_EXERCISE OBJECTIVE_
From the entries below, copy every line where the string "type" appears.

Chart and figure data
• • • • •

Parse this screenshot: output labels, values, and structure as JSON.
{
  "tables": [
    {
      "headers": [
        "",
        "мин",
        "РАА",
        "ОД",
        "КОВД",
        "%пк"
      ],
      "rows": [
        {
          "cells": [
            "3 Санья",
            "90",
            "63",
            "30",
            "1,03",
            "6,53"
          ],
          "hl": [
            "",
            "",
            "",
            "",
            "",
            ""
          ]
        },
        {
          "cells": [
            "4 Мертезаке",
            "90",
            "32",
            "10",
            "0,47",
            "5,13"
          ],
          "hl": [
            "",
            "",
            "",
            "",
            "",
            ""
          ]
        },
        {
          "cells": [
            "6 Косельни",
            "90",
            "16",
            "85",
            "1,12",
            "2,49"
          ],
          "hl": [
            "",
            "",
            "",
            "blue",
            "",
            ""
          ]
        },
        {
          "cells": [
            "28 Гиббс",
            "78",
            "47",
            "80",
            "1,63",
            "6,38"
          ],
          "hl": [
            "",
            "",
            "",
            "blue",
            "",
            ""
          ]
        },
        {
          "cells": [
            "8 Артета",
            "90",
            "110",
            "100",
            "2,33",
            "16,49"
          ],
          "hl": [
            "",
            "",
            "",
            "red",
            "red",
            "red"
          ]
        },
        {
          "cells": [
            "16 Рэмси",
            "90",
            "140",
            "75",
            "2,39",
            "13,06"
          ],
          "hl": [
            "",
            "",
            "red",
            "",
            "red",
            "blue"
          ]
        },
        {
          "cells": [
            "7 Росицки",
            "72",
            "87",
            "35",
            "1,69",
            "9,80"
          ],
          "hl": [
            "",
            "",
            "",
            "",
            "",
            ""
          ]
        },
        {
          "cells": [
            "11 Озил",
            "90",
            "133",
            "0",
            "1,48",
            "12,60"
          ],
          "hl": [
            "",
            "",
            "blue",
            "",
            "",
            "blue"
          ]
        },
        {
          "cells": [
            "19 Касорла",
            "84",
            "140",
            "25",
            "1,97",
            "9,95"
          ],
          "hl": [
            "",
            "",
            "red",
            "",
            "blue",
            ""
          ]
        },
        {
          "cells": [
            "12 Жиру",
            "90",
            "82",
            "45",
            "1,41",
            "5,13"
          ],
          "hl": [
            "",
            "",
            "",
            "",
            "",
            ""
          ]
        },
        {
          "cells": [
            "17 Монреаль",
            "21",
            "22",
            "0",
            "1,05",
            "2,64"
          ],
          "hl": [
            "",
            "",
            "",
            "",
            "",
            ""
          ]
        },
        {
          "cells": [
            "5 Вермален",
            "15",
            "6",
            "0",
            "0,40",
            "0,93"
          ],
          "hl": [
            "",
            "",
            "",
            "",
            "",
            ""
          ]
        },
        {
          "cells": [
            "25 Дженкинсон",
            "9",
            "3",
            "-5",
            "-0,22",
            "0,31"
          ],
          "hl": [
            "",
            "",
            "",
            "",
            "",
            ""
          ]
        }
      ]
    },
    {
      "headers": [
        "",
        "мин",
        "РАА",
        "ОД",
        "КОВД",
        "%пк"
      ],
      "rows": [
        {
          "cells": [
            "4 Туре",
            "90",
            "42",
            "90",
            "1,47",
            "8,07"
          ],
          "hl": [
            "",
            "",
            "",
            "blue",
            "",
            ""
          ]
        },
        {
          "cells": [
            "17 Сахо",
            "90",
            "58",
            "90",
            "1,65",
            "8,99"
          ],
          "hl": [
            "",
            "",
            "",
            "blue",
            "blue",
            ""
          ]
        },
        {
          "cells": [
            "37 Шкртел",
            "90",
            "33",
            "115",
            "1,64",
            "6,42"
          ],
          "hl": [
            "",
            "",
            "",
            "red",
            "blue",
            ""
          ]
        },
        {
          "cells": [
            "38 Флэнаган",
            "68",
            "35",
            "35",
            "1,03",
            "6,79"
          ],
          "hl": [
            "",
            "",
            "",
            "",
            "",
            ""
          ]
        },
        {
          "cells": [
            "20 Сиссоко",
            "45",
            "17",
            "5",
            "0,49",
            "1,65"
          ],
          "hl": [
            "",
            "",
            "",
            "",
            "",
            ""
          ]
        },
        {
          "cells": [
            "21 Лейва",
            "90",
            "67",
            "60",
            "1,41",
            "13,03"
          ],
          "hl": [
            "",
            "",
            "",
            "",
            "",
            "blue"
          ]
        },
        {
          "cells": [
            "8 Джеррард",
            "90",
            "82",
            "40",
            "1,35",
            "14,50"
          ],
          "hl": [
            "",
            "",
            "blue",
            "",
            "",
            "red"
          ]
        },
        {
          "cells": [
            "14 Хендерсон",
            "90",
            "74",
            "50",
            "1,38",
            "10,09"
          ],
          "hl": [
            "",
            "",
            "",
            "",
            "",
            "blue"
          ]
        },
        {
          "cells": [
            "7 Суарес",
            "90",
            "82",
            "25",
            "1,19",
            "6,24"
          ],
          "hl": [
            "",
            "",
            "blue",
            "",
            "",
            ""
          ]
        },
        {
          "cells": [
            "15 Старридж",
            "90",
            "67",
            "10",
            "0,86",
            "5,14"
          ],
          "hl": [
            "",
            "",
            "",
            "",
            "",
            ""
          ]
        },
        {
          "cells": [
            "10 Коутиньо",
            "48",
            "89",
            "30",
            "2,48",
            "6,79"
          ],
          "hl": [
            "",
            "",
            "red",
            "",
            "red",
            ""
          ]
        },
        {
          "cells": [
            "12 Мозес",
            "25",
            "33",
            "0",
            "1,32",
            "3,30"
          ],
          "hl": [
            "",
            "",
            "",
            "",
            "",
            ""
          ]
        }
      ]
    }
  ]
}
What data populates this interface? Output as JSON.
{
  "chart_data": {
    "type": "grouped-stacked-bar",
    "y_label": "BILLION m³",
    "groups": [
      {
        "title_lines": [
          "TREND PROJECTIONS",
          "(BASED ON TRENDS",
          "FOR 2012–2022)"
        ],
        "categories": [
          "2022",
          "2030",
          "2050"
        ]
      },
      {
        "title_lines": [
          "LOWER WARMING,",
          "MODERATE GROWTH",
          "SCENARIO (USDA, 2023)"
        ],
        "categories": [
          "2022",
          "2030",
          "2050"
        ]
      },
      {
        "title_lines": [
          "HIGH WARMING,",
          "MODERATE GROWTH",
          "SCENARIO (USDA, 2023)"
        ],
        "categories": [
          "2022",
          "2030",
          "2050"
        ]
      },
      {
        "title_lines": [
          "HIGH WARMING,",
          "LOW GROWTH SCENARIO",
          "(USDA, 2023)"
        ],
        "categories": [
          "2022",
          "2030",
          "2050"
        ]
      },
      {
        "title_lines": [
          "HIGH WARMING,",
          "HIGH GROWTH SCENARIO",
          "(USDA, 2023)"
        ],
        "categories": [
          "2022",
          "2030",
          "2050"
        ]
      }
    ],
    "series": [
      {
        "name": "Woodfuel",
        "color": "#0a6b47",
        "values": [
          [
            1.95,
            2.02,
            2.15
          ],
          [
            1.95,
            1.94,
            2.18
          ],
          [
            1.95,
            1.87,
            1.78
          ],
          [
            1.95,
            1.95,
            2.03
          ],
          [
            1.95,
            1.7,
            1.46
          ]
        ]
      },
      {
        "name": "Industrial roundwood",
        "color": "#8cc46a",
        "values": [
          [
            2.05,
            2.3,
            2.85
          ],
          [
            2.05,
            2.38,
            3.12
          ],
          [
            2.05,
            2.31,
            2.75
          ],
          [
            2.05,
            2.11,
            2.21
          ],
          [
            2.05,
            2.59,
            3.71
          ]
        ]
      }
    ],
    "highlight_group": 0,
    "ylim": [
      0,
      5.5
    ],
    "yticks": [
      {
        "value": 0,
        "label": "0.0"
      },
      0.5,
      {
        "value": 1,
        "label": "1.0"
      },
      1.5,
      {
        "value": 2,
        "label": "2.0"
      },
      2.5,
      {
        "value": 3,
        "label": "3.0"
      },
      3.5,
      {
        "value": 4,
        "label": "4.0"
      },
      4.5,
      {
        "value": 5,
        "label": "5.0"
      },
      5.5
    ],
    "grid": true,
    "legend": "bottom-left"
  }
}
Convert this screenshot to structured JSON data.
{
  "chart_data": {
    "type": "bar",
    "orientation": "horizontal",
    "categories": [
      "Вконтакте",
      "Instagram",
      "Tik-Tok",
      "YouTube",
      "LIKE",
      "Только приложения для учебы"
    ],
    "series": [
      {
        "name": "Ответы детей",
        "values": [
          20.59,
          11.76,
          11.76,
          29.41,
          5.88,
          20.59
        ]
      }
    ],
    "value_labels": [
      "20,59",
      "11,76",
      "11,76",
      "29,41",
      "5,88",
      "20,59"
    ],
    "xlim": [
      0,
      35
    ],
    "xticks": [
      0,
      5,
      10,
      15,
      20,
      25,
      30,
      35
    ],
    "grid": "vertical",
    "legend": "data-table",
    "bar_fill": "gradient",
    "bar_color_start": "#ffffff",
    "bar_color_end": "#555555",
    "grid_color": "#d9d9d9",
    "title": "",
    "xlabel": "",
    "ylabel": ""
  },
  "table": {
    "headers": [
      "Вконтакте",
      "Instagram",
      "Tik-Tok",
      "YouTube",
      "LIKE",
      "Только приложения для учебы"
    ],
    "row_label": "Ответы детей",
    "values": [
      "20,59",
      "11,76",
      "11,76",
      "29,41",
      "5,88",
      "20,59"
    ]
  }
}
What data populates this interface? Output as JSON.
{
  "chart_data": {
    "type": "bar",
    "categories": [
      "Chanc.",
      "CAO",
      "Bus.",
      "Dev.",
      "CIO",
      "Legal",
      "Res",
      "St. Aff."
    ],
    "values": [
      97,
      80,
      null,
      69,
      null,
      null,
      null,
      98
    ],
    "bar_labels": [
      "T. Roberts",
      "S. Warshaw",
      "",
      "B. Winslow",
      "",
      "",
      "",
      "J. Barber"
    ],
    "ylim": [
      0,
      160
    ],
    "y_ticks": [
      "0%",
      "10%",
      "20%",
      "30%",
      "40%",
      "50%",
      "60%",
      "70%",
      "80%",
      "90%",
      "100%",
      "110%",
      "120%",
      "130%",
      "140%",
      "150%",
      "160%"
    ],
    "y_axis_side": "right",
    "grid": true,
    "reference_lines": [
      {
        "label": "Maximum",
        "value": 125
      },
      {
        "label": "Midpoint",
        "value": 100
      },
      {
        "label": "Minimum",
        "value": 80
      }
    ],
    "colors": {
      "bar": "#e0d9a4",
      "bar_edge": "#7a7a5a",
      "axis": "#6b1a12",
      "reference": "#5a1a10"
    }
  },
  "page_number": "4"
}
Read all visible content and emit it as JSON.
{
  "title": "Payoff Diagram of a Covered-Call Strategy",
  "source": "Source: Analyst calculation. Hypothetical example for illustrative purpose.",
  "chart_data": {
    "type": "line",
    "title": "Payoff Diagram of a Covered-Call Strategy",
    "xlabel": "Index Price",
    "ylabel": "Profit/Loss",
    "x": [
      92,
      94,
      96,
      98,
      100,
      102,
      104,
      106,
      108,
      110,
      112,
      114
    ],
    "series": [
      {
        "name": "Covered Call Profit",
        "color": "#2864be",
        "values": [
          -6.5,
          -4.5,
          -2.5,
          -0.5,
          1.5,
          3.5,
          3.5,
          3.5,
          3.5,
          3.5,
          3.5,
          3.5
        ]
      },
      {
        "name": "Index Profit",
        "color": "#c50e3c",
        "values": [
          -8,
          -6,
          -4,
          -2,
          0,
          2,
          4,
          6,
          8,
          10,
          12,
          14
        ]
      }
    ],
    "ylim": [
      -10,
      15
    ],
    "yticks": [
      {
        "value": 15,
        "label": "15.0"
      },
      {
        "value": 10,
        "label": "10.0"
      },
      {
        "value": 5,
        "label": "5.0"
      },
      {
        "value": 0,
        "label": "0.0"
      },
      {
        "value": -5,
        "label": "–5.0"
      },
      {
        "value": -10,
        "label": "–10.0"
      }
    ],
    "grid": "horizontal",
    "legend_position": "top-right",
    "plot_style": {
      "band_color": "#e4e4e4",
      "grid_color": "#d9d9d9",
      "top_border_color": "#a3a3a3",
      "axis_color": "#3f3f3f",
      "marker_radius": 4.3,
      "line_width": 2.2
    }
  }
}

• • • • •

_RESULT_
    "type": "grouped-stacked-bar",
    "type": "bar",
    "type": "bar",
    "type": "line",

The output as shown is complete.